### What you have to do
Output the full listing word for word.

--- START OF Data provided ---

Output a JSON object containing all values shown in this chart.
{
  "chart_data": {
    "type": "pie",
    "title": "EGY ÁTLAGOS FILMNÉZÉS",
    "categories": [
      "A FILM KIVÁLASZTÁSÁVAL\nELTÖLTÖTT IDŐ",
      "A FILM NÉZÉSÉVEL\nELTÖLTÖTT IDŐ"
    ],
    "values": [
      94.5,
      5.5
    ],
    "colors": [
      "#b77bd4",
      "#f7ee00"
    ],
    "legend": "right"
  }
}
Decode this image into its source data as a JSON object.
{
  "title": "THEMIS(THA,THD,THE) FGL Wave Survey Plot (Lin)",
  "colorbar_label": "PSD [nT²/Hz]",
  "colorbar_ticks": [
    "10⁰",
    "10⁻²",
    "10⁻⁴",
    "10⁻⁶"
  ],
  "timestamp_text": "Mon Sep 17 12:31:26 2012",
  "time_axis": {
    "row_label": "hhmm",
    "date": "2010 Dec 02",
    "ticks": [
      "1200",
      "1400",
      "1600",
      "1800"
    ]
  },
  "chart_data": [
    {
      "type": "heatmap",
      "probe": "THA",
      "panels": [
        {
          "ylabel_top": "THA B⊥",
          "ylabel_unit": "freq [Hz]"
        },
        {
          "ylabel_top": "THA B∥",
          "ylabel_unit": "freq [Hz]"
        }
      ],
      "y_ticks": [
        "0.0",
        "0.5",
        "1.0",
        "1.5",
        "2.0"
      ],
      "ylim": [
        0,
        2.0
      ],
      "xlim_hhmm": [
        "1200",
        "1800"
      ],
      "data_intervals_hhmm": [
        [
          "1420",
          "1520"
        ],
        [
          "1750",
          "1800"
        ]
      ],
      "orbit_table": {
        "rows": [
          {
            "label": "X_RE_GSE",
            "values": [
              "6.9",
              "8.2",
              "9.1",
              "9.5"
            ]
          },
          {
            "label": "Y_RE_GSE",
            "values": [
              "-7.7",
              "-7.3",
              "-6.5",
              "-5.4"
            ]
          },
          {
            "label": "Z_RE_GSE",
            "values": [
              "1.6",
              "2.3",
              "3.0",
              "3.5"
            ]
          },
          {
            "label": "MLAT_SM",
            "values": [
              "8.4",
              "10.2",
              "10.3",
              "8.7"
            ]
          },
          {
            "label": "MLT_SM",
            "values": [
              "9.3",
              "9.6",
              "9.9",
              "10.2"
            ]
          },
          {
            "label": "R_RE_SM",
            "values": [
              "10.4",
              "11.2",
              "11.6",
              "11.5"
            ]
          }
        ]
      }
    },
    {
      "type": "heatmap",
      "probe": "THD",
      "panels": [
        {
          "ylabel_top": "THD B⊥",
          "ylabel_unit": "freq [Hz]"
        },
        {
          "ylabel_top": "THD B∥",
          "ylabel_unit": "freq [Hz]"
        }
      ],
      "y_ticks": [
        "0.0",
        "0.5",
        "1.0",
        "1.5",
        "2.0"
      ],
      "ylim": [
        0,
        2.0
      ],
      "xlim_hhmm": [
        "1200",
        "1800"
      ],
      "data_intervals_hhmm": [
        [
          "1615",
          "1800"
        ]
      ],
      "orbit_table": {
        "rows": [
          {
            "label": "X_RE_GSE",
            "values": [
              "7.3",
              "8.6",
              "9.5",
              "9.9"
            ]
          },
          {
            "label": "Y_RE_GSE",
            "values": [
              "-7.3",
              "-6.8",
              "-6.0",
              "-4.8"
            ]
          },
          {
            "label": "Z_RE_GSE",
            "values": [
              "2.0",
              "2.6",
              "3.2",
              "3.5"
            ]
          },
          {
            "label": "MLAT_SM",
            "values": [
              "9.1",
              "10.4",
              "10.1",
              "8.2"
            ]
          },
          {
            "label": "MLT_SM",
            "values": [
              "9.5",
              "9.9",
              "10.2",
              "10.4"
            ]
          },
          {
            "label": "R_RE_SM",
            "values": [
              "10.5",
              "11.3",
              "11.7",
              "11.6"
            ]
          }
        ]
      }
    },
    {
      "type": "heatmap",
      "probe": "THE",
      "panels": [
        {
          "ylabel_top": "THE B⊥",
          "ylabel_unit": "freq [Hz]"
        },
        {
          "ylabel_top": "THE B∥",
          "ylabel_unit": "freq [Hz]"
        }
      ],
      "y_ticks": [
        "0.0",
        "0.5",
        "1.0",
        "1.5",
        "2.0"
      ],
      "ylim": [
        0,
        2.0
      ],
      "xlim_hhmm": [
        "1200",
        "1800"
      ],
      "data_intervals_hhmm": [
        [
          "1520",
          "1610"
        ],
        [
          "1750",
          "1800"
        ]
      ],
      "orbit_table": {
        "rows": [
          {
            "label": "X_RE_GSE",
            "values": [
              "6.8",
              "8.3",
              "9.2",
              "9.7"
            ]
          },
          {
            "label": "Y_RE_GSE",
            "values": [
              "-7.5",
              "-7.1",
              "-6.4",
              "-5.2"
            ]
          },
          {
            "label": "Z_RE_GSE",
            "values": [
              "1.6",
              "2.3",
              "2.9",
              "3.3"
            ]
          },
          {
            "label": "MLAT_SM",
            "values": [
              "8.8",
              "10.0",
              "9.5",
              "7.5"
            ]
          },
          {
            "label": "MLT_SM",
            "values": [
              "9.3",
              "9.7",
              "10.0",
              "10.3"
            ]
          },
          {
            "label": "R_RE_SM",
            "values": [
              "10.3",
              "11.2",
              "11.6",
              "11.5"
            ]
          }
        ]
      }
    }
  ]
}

--- END OF Data provided ---

### Expected answer
Output a JSON object containing all values shown in this chart.
{
  "chart_data": {
    "type": "pie",
    "title": "EGY ÁTLAGOS FILMNÉZÉS",
    "categories": [
      "A FILM KIVÁLASZTÁSÁVAL\nELTÖLTÖTT IDŐ",
      "A FILM NÉZÉSÉVEL\nELTÖLTÖTT IDŐ"
    ],
    "values": [
      94.5,
      5.5
    ],
    "colors": [
      "#b77bd4",
      "#f7ee00"
    ],
    "legend": "right"
  }
}
Decode this image into its source data as a JSON object.
{
  "title": "THEMIS(THA,THD,THE) FGL Wave Survey Plot (Lin)",
  "colorbar_label": "PSD [nT²/Hz]",
  "colorbar_ticks": [
    "10⁰",
    "10⁻²",
    "10⁻⁴",
    "10⁻⁶"
  ],
  "timestamp_text": "Mon Sep 17 12:31:26 2012",
  "time_axis": {
    "row_label": "hhmm",
    "date": "2010 Dec 02",
    "ticks": [
      "1200",
      "1400",
      "1600",
      "1800"
    ]
  },
  "chart_data": [
    {
      "type": "heatmap",
      "probe": "THA",
      "panels": [
        {
          "ylabel_top": "THA B⊥",
          "ylabel_unit": "freq [Hz]"
        },
        {
          "ylabel_top": "THA B∥",
          "ylabel_unit": "freq [Hz]"
        }
      ],
      "y_ticks": [
        "0.0",
        "0.5",
        "1.0",
        "1.5",
        "2.0"
      ],
      "ylim": [
        0,
        2.0
      ],
      "xlim_hhmm": [
        "1200",
        "1800"
      ],
      "data_intervals_hhmm": [
        [
          "1420",
          "1520"
        ],
        [
          "1750",
          "1800"
        ]
      ],
      "orbit_table": {
        "rows": [
          {
            "label": "X_RE_GSE",
            "values": [
              "6.9",
              "8.2",
              "9.1",
              "9.5"
            ]
          },
          {
            "label": "Y_RE_GSE",
            "values": [
              "-7.7",
              "-7.3",
              "-6.5",
              "-5.4"
            ]
          },
          {
            "label": "Z_RE_GSE",
            "values": [
              "1.6",
              "2.3",
              "3.0",
              "3.5"
            ]
          },
          {
            "label": "MLAT_SM",
            "values": [
              "8.4",
              "10.2",
              "10.3",
              "8.7"
            ]
          },
          {
            "label": "MLT_SM",
            "values": [
              "9.3",
              "9.6",
              "9.9",
              "10.2"
            ]
          },
          {
            "label": "R_RE_SM",
            "values": [
              "10.4",
              "11.2",
              "11.6",
              "11.5"
            ]
          }
        ]
      }
    },
    {
      "type": "heatmap",
      "probe": "THD",
      "panels": [
        {
          "ylabel_top": "THD B⊥",
          "ylabel_unit": "freq [Hz]"
        },
        {
          "ylabel_top": "THD B∥",
          "ylabel_unit": "freq [Hz]"
        }
      ],
      "y_ticks": [
        "0.0",
        "0.5",
        "1.0",
        "1.5",
        "2.0"
      ],
      "ylim": [
        0,
        2.0
      ],
      "xlim_hhmm": [
        "1200",
        "1800"
      ],
      "data_intervals_hhmm": [
        [
          "1615",
          "1800"
        ]
      ],
      "orbit_table": {
        "rows": [
          {
            "label": "X_RE_GSE",
            "values": [
              "7.3",
              "8.6",
              "9.5",
              "9.9"
            ]
          },
          {
            "label": "Y_RE_GSE",
            "values": [
              "-7.3",
              "-6.8",
              "-6.0",
              "-4.8"
            ]
          },
          {
            "label": "Z_RE_GSE",
            "values": [
              "2.0",
              "2.6",
              "3.2",
              "3.5"
            ]
          },
          {
            "label": "MLAT_SM",
            "values": [
              "9.1",
              "10.4",
              "10.1",
              "8.2"
            ]
          },
          {
            "label": "MLT_SM",
            "values": [
              "9.5",
              "9.9",
              "10.2",
              "10.4"
            ]
          },
          {
            "label": "R_RE_SM",
            "values": [
              "10.5",
              "11.3",
              "11.7",
              "11.6"
            ]
          }
        ]
      }
    },
    {
      "type": "heatmap",
      "probe": "THE",
      "panels": [
        {
          "ylabel_top": "THE B⊥",
          "ylabel_unit": "freq [Hz]"
        },
        {
          "ylabel_top": "THE B∥",
          "ylabel_unit": "freq [Hz]"
        }
      ],
      "y_ticks": [
        "0.0",
        "0.5",
        "1.0",
        "1.5",
        "2.0"
      ],
      "ylim": [
        0,
        2.0
      ],
      "xlim_hhmm": [
        "1200",
        "1800"
      ],
      "data_intervals_hhmm": [
        [
          "1520",
          "1610"
        ],
        [
          "1750",
          "1800"
        ]
      ],
      "orbit_table": {
        "rows": [
          {
            "label": "X_RE_GSE",
            "values": [
              "6.8",
              "8.3",
              "9.2",
              "9.7"
            ]
          },
          {
            "label": "Y_RE_GSE",
            "values": [
              "-7.5",
              "-7.1",
              "-6.4",
              "-5.2"
            ]
          },
          {
            "label": "Z_RE_GSE",
            "values": [
              "1.6",
              "2.3",
              "2.9",
              "3.3"
            ]
          },
          {
            "label": "MLAT_SM",
            "values": [
              "8.8",
              "10.0",
              "9.5",
              "7.5"
            ]
          },
          {
            "label": "MLT_SM",
            "values": [
              "9.3",
              "9.7",
              "10.0",
              "10.3"
            ]
          },
          {
            "label": "R_RE_SM",
            "values": [
              "10.3",
              "11.2",
              "11.6",
              "11.5"
            ]
          }
        ]
      }
    }
  ]
}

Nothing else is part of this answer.